In the stretch from the line containing "bar-bev-201703 [264,499,312,617]" through the line containing "bar-phev-201703 [264,467,312,500]", rename "unit-label" to "units-caption" and give those lines again with nothing else changed.

○ ○ ○

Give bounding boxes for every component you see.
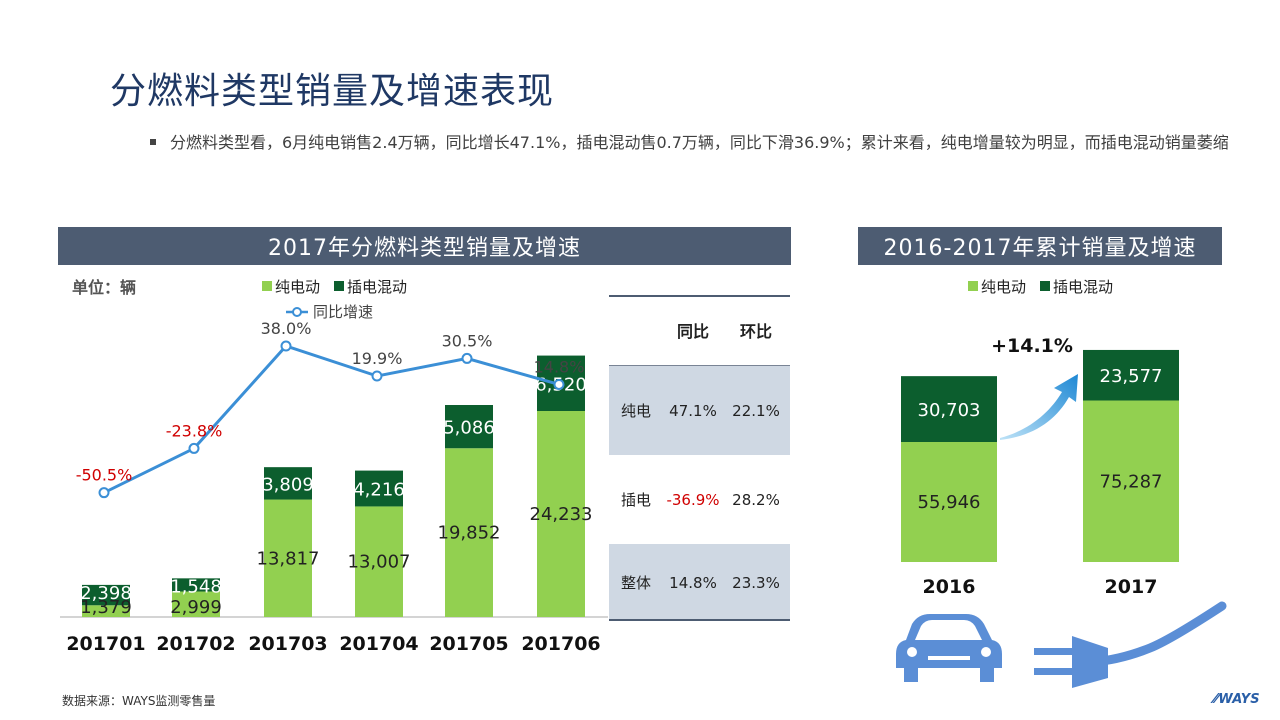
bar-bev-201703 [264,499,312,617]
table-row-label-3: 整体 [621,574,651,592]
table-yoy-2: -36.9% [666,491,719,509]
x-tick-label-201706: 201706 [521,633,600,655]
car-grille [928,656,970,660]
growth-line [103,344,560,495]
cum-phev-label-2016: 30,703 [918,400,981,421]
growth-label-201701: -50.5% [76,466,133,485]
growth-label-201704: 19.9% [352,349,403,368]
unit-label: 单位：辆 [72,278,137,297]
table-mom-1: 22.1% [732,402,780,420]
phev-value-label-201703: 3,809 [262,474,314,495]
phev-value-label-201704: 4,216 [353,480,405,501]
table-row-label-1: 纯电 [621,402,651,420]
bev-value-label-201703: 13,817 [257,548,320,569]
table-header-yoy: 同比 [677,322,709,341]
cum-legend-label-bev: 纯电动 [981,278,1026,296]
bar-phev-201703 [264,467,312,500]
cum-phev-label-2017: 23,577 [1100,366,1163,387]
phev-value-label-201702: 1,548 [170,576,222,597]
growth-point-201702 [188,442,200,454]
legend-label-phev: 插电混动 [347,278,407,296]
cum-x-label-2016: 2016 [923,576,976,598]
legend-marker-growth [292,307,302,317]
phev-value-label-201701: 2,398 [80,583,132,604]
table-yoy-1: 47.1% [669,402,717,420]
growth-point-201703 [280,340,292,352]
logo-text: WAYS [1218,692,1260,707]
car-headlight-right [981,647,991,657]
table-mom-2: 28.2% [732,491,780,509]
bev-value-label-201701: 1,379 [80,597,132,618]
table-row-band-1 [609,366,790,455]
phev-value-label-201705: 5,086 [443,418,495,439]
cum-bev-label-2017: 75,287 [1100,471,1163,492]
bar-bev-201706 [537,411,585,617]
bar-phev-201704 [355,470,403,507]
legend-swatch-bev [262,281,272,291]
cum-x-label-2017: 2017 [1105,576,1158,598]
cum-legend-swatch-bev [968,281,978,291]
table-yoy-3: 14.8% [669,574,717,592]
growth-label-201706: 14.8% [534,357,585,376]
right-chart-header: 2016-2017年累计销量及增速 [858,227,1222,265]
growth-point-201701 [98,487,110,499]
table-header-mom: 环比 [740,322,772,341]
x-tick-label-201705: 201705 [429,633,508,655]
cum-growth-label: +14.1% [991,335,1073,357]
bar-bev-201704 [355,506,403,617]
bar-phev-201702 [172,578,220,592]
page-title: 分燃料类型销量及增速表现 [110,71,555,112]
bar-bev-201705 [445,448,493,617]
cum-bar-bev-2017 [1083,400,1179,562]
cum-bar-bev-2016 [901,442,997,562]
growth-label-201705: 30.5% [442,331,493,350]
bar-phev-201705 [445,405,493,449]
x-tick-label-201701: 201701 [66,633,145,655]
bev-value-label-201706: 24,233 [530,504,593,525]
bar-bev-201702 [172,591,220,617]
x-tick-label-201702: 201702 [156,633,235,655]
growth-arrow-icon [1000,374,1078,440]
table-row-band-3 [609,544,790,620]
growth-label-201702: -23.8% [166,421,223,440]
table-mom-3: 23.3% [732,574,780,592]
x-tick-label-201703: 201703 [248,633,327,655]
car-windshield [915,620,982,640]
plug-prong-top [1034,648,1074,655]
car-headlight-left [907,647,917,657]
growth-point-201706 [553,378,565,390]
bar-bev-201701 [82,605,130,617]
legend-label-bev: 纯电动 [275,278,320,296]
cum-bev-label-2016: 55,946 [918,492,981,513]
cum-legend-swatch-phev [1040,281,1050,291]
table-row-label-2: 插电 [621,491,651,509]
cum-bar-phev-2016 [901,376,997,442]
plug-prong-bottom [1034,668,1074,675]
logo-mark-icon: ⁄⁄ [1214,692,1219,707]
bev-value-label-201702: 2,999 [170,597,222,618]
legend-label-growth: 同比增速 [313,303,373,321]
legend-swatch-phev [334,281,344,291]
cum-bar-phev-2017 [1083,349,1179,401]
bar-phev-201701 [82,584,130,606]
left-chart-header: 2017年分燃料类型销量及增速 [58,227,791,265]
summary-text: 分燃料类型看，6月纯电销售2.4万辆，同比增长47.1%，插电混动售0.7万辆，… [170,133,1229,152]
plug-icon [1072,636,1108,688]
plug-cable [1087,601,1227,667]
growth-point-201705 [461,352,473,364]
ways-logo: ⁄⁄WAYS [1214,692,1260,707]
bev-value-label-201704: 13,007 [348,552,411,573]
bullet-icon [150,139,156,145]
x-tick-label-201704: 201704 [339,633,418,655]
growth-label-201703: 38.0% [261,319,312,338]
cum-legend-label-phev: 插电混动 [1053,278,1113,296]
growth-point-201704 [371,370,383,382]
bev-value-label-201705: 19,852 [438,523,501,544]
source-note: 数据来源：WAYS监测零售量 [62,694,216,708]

○ ○ ○

→ SOLUTION TO THIS EXERCISE
bar-bev-201703 [264,499,312,617]
table-row-label-3: 整体 [621,574,651,592]
table-yoy-2: -36.9% [666,491,719,509]
x-tick-label-201706: 201706 [521,633,600,655]
car-grille [928,656,970,660]
growth-line [103,344,560,495]
cum-phev-label-2016: 30,703 [918,400,981,421]
growth-label-201701: -50.5% [76,466,133,485]
growth-label-201704: 19.9% [352,349,403,368]
units-caption: 单位：辆 [72,278,137,297]
table-mom-1: 22.1% [732,402,780,420]
phev-value-label-201703: 3,809 [262,474,314,495]
phev-value-label-201704: 4,216 [353,480,405,501]
table-row-label-1: 纯电 [621,402,651,420]
bev-value-label-201703: 13,817 [257,548,320,569]
table-header-yoy: 同比 [677,322,709,341]
cum-legend-label-bev: 纯电动 [981,278,1026,296]
bar-phev-201703 [264,467,312,500]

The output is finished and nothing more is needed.